• Исходный текст
******

# Общий раздел > Форум свободного общения >  Есть вопрос? Найдём ответ!

## Akasey

Вопросы на которые вы ищете ответ и не можете найти. Задай вопрос и может быть тебе ответят.

----------


## MOHAPX

И всеже что такое масонская религия?

----------


## Akasey

*Масо́нство* (франкмасо́нство, фр. Franc-maçonnerie, Freemasonry (англ.)) — нравственно-этическое движение, возникшее в XVIII веке в виде тайной международной организации с ритуалами и символикой, иллюстрирующими принципы и идеалы масонства. Название масон или франкмасон происходит от фр. franc-maçon (в старофранцузском masson, англ. freemason), употре***ется также буквальный перевод этого названия — вольный каменщик.
Масонство существует в форме местных лож — обычно небольших групп численностью до 40-50 человек, объединённых территориально, существуют ложи крупнее по численности. Местные ложи учреждаются Великой Ложей, которая служит для неё материнской. Как правило, в одной стране существует только одна «Великая Ложа». В США, однако, «Великая Ложа» имеется в каждом штате.

******

• Задание 1
Выпишите из записей все строки, в которых есть слово «text», с учётом регистра.
• Задание 2
Допишите продолжение ветки форума о масонстве, начиная сразу после её последнего предложения.

• Записи для задания
******

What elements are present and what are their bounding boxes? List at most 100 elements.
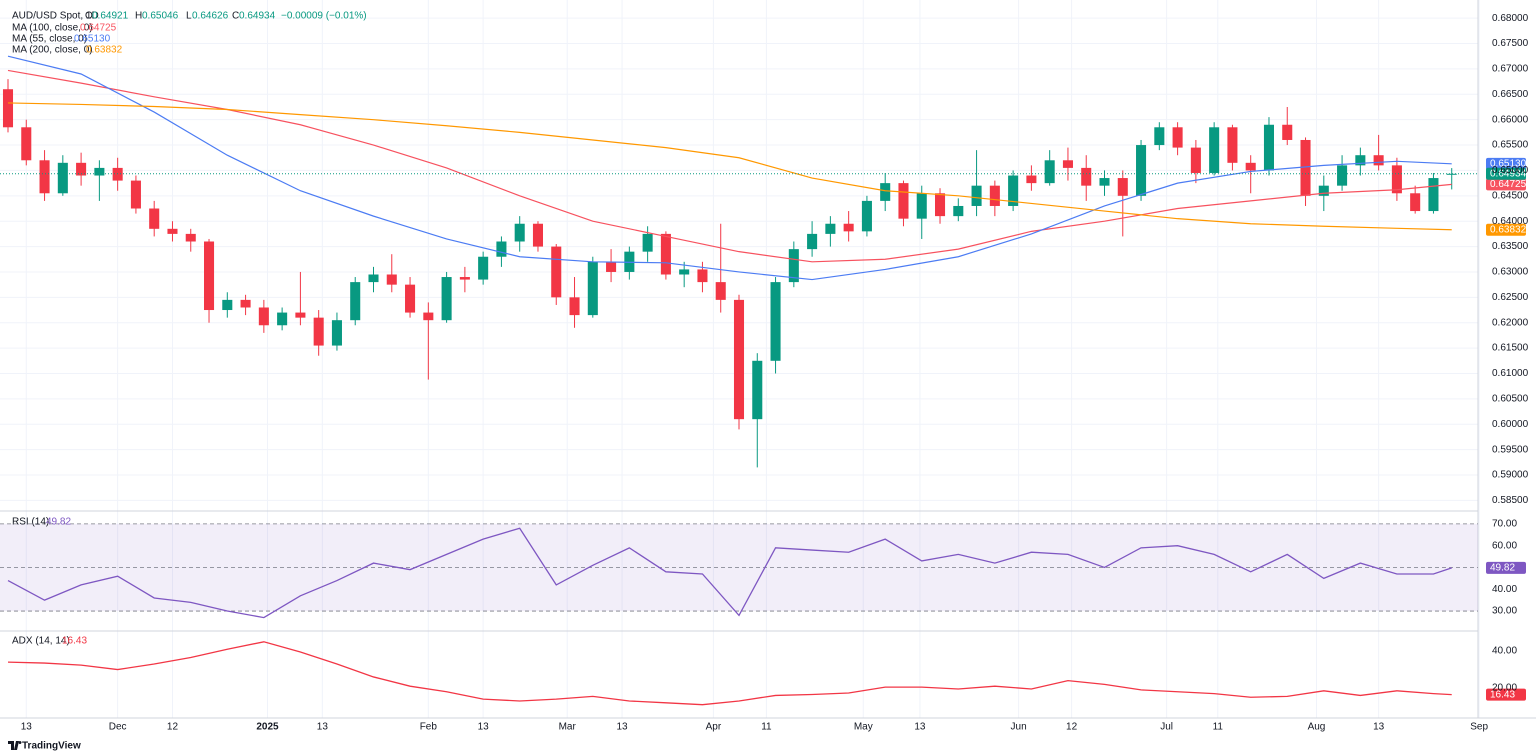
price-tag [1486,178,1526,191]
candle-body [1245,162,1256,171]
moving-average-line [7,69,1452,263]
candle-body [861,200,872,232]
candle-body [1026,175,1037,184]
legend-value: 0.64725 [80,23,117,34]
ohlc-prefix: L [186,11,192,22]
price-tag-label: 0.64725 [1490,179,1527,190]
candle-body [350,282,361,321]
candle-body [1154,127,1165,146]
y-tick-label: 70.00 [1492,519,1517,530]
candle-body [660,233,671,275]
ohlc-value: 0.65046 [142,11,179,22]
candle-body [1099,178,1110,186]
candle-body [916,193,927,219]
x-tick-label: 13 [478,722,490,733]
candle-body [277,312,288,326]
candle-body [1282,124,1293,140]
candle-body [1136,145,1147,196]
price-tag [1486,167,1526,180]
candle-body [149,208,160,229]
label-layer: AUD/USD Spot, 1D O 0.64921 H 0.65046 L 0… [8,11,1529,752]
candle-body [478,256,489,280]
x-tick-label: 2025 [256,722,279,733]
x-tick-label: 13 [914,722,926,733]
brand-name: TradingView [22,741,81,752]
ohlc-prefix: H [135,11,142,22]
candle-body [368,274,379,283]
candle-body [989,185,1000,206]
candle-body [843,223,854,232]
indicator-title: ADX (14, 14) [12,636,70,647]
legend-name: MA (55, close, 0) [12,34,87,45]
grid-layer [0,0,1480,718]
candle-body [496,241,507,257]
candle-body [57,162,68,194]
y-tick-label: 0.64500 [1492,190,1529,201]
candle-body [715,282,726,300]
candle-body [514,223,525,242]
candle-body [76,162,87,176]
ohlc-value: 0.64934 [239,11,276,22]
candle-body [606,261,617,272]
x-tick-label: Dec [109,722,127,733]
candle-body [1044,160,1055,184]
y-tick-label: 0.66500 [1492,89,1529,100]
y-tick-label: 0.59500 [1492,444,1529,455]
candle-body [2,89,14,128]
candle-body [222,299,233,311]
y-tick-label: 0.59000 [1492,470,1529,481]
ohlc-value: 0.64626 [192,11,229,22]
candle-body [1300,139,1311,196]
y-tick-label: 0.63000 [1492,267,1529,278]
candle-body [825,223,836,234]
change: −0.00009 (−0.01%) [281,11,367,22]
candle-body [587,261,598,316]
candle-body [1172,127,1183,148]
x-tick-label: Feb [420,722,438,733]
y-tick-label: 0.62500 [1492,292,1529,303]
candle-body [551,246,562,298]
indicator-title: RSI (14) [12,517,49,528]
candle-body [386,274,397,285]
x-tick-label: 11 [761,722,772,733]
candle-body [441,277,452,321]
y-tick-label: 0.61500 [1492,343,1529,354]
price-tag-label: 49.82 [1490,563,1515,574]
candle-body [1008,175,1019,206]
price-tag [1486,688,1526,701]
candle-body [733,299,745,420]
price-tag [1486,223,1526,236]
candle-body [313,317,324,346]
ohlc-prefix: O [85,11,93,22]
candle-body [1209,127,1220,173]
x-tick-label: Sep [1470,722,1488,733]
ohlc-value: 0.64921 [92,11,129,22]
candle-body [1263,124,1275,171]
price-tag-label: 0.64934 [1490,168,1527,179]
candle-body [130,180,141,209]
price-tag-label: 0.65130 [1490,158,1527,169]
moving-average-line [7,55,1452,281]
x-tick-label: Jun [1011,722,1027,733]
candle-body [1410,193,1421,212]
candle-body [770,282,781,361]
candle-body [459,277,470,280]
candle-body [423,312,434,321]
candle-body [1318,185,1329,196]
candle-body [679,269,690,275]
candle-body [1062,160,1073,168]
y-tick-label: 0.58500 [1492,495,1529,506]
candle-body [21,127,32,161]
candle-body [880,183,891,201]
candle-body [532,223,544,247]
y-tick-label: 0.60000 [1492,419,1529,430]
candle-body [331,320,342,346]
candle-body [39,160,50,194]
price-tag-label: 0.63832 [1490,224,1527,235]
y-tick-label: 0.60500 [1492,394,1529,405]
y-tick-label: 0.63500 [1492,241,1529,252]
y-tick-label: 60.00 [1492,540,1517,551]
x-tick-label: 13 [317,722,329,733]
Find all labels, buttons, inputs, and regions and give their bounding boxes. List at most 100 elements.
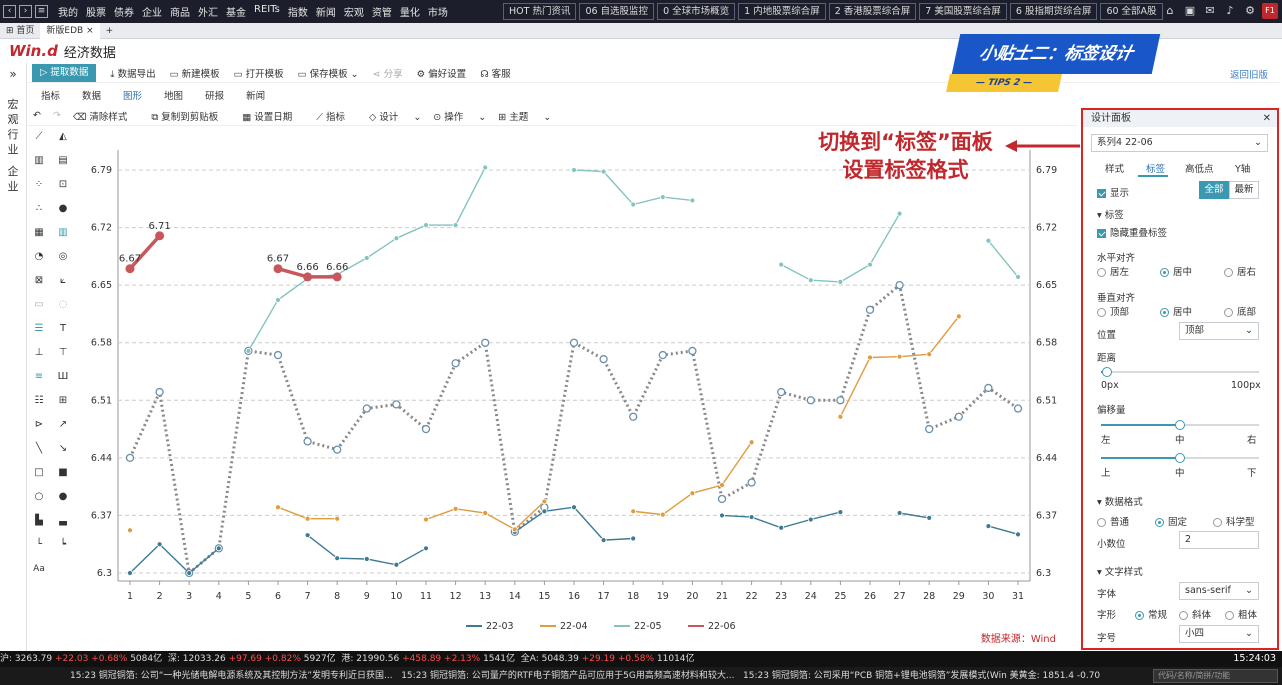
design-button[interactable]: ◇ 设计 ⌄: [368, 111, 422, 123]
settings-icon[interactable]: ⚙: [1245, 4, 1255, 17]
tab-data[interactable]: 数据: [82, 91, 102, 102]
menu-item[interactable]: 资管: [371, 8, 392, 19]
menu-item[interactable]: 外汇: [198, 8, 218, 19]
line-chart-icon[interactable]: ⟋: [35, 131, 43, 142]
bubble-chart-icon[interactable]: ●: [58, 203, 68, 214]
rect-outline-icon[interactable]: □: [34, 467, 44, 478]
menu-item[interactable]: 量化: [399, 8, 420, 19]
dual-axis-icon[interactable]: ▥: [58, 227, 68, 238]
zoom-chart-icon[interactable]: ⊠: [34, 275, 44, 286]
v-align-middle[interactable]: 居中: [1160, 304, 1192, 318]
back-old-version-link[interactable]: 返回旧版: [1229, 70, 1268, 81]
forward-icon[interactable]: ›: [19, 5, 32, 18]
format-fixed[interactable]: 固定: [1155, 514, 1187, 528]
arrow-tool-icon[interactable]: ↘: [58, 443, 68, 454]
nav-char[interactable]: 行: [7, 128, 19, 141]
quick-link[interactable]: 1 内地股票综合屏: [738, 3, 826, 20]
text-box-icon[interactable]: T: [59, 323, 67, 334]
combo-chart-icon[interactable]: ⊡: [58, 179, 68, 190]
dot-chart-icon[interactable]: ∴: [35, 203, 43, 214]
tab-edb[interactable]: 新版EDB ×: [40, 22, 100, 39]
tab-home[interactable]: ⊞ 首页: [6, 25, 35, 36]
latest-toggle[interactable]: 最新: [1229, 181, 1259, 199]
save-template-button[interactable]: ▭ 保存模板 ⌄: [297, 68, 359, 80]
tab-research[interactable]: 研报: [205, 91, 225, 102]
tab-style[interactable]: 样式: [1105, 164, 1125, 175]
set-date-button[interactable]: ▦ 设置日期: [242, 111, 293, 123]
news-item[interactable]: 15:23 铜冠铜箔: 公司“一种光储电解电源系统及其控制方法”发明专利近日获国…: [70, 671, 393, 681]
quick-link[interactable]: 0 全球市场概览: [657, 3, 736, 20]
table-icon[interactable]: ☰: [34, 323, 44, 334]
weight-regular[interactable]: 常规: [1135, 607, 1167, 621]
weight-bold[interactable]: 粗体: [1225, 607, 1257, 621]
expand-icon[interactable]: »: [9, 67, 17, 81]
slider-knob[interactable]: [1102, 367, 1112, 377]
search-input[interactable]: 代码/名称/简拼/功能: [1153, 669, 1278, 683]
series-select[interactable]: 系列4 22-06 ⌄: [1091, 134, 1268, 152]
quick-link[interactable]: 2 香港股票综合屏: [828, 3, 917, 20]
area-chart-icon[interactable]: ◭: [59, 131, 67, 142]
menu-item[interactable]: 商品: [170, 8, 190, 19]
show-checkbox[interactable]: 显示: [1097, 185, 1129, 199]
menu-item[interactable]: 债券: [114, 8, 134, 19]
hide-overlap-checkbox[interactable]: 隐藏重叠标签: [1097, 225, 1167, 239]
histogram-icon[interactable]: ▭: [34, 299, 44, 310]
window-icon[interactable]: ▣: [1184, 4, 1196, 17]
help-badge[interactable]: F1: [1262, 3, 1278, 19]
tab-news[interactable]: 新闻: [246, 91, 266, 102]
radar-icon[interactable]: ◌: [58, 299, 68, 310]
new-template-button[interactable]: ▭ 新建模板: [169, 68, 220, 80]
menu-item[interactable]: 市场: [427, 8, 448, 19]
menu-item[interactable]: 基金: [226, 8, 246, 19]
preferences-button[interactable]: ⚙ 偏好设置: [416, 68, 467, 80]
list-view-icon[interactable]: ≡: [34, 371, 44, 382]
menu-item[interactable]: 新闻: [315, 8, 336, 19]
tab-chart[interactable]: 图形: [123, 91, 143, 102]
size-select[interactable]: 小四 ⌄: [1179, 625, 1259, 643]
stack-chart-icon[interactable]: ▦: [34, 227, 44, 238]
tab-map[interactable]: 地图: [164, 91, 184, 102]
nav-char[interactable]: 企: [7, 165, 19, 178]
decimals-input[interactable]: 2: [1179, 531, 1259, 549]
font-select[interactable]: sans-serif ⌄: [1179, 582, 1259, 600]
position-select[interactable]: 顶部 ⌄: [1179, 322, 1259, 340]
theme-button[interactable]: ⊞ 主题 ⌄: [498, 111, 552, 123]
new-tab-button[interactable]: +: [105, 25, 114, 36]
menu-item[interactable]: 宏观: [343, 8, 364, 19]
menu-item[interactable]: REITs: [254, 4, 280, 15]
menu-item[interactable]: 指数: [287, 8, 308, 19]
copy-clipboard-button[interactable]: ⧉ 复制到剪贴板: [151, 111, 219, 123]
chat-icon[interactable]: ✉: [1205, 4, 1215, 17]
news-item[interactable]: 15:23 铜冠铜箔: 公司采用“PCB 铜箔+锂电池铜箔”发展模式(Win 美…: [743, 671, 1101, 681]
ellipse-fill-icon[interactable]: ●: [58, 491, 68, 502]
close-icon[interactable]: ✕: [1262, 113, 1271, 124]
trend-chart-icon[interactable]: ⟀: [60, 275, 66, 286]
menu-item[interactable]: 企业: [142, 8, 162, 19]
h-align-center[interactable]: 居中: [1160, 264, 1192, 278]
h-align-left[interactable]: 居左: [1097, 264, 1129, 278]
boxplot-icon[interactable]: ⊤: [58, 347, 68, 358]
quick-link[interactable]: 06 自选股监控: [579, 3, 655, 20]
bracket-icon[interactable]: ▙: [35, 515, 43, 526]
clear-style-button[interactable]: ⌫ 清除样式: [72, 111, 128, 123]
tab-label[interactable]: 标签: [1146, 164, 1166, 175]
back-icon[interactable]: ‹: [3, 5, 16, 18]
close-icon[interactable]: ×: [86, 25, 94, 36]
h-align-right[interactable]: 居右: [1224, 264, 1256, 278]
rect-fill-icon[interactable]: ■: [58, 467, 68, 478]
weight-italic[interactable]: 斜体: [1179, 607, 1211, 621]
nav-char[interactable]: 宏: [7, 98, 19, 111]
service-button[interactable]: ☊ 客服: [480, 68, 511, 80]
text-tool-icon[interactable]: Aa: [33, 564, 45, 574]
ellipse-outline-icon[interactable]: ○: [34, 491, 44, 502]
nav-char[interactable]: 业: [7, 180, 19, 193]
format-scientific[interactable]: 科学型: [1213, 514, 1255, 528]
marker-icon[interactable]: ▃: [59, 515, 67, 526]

******

• Ответ 1
text-box-icon[interactable]: T: [59, 323, 67, 334]
text-tool-icon[interactable]: Aa: [33, 564, 45, 574]

• Ответ 2
Первые масонские ложи были основаны в XVII веке в Англии, организационно масонство оформилось с возникновением первой Великой Ложи в 1717 году в Лондоне, ставшей впоследствии Объединенной Великой Ложей Англии (ОВЛА) (UGLE — United Grand Lodge of England (англ.)), и считающейся материнской для всего масонства. Существуют версии о значительно более древнем происхождении масонства, начало которого выводится от орденов тамплиеров и гильдий каменщиков XIII века.
*Идеология*
Каждый масон чтит Бога, находясь в масонстве, к нему обращаются, как к «Великому Строителю (Архитектору) Вселенной», и допускается исповедание любой традиционной религии. Масонство не является религией или заменой религии, в масонстве нет своей теологии, а дискуссии по религиозным вопросам исключаются из масонских собраний. Каждый масон продолжает исповедовать те религиозные воззрения, с которыми он пришел в ложу, а его большее внимание к его религии приветствуется. Признание веры в Бога, как базиса масонства и его принципов, восходит к основателям современного спекулятивного масонства в начале XVIII в и этого придерживается доминирующее большинство мирового масонства (так называемое регулярное или консервативное масонство), делается акцент на обязательном монотеизме.
Масонство позиционируется как нравственно-этическая система, выраженная в аллегориях и иллюстрируемая символами, большинство символики заимствовано из других культур, в ритуалах обыгрываются легенды с библейскими персонажами. Внимание масонов обращается на необходимость нравственного самосовершенствования, а также духовного роста в рамках той религии, которую каждый из них исповедует. Философия масонства включает в себя внешние элементы как христианства, так и других религий.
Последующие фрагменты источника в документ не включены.